Written problem » Wherever a line below holds the word "Networks", copy that line.

Record set »
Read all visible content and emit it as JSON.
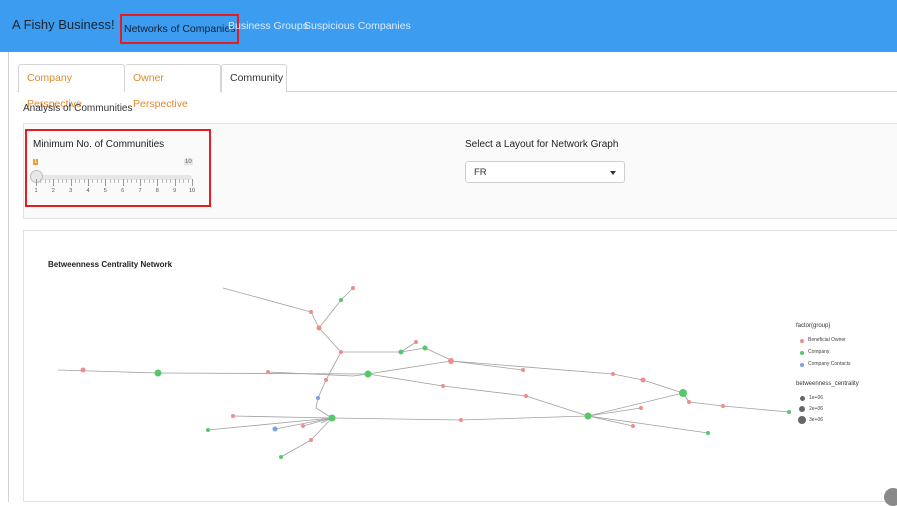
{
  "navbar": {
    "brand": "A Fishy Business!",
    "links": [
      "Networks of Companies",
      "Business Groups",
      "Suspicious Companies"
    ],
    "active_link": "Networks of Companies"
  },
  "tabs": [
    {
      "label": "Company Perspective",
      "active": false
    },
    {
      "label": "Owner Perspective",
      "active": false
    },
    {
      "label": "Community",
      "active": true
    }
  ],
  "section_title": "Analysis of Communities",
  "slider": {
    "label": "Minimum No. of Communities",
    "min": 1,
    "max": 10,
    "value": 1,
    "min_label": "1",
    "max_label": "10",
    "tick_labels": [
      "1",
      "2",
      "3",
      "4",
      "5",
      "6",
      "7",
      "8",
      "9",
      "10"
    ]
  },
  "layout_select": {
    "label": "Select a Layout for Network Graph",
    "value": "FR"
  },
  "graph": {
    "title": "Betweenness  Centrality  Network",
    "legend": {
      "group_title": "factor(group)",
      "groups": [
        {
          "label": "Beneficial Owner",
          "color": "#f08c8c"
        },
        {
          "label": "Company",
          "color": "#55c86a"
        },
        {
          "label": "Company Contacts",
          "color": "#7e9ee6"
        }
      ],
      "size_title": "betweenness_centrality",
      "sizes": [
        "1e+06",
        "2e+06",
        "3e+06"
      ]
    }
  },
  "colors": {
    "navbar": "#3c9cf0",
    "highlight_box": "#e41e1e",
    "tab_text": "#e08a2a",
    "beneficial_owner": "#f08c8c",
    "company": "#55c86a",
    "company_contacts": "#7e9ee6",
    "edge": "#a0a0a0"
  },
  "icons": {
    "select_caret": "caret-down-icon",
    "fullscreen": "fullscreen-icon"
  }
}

Solution to this task »
      "Networks of Companies",
    "active_link": "Networks of Companies"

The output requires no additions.